** Set exercise **
Report, as a bare number, how many lines hold "events".

** Stored data **
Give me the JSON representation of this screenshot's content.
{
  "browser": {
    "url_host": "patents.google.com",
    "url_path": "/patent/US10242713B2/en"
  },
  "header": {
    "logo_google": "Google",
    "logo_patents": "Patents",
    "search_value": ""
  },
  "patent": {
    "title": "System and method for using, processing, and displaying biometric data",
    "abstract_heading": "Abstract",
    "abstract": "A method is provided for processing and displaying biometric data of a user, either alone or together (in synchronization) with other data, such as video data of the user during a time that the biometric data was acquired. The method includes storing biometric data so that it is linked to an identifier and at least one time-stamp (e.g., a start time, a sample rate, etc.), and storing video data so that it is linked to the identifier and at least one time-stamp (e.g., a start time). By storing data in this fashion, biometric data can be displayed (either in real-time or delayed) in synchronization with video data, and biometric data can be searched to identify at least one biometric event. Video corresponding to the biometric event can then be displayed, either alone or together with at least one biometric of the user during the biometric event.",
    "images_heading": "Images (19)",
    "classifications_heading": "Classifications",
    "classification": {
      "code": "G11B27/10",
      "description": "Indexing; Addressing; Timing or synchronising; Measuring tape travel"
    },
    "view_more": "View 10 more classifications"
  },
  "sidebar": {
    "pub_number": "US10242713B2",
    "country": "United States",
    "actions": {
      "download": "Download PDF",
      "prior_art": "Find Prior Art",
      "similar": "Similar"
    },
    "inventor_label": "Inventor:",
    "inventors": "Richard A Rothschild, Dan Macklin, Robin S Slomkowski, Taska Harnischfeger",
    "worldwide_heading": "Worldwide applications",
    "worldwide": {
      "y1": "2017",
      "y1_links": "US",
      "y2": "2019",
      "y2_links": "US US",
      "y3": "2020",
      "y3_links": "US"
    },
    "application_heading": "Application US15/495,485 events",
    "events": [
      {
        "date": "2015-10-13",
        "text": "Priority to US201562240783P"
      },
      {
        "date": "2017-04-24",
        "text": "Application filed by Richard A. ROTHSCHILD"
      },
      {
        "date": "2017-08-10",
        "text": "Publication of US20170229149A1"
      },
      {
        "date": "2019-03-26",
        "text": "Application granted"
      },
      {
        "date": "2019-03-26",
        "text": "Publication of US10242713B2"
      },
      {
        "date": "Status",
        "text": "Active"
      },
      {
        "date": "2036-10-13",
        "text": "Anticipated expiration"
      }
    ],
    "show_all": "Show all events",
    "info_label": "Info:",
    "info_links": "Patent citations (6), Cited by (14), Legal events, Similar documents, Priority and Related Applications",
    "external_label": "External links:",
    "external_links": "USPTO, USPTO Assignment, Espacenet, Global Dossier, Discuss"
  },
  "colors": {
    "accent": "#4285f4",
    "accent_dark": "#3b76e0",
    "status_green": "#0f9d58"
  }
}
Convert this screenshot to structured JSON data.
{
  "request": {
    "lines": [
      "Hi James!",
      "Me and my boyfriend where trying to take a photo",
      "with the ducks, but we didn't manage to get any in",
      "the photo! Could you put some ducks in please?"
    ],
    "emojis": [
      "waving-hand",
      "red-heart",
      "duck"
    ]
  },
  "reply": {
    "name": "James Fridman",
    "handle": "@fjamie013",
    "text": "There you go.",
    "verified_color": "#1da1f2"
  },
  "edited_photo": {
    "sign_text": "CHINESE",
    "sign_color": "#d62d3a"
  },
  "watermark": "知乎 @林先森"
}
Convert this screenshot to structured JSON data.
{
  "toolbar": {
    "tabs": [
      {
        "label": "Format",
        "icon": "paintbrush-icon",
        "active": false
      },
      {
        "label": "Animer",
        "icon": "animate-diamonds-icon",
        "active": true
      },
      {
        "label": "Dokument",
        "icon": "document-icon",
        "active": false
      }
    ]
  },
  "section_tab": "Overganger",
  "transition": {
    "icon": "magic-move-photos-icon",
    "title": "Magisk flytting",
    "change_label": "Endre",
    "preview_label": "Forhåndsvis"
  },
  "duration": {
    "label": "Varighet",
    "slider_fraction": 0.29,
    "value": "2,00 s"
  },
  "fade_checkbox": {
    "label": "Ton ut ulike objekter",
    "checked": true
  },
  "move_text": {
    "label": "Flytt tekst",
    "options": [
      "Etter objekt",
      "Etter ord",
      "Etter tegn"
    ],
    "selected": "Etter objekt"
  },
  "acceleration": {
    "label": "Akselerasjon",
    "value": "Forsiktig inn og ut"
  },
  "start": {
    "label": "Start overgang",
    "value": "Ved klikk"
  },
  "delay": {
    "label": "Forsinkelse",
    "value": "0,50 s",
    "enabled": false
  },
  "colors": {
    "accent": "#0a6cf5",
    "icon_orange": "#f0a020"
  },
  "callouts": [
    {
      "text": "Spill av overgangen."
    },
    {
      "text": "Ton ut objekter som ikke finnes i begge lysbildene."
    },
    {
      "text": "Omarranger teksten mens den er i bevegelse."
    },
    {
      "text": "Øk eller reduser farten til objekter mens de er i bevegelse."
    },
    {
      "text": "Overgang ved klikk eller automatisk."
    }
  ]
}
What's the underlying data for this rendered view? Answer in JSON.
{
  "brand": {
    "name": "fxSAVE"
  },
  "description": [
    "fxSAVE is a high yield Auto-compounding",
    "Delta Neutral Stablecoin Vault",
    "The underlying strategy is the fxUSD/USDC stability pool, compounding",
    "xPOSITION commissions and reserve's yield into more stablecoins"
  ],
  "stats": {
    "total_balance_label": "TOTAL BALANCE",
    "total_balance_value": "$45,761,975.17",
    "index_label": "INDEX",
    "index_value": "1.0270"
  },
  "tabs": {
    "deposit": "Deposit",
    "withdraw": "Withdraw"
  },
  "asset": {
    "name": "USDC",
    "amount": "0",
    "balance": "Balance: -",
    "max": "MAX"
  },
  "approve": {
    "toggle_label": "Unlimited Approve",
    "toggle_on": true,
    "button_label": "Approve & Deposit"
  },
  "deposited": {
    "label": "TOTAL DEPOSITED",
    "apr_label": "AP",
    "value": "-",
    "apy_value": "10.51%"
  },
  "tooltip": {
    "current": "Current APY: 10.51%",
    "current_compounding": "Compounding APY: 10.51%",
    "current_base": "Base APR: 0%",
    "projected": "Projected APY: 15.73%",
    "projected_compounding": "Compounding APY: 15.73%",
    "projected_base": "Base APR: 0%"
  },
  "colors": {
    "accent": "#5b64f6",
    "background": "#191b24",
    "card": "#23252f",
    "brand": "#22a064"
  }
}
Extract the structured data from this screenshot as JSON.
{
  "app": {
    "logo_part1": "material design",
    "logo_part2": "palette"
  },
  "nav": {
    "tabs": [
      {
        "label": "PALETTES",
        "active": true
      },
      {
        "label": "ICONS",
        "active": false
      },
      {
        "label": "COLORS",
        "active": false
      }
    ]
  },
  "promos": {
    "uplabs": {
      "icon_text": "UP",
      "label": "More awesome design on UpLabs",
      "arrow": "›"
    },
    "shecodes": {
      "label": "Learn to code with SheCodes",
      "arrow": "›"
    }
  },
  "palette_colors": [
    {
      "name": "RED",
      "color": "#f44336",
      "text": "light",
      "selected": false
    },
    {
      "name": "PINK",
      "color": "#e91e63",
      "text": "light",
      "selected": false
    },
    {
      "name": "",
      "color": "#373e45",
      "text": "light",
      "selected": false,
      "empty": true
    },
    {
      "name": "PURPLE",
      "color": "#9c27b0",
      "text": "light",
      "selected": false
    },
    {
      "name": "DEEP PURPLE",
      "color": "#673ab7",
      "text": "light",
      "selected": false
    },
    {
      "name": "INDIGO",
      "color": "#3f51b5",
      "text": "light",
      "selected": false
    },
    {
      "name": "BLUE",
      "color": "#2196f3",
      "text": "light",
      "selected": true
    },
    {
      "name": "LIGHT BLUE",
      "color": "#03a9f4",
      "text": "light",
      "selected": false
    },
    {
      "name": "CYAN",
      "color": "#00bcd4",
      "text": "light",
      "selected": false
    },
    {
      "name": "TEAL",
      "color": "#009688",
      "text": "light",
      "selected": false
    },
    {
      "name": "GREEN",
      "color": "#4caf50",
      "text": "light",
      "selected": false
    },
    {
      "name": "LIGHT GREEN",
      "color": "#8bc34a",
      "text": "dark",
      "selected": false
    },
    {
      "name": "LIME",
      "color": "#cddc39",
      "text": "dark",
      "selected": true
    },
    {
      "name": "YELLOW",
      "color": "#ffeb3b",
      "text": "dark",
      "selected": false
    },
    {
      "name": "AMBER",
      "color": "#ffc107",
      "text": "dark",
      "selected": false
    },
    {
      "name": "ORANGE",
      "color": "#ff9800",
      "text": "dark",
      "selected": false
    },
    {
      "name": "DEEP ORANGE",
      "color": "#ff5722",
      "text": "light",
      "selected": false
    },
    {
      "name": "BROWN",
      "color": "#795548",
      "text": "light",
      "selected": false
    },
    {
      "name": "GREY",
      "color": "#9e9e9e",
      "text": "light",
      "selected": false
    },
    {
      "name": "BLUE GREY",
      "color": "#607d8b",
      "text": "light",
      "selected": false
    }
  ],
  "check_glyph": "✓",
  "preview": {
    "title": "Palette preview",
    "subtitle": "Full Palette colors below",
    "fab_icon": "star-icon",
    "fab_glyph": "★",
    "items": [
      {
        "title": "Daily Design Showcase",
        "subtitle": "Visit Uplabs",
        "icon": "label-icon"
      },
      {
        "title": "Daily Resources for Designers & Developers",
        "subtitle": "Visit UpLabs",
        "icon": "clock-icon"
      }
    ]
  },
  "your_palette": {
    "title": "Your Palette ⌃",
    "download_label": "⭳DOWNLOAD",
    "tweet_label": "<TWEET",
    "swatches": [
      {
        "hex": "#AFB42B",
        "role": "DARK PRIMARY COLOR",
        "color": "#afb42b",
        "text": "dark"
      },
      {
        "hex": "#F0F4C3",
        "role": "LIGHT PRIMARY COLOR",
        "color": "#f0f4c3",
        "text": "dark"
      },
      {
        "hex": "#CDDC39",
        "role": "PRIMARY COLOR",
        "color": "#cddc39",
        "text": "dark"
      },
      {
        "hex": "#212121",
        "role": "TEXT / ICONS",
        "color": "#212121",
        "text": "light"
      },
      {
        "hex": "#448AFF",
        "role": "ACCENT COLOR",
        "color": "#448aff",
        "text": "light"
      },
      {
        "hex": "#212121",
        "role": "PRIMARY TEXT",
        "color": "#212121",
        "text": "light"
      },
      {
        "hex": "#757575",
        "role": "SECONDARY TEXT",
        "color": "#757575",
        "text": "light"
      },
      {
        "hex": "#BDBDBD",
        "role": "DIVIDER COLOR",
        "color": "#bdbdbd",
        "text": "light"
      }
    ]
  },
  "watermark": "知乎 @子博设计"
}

** Task output **
4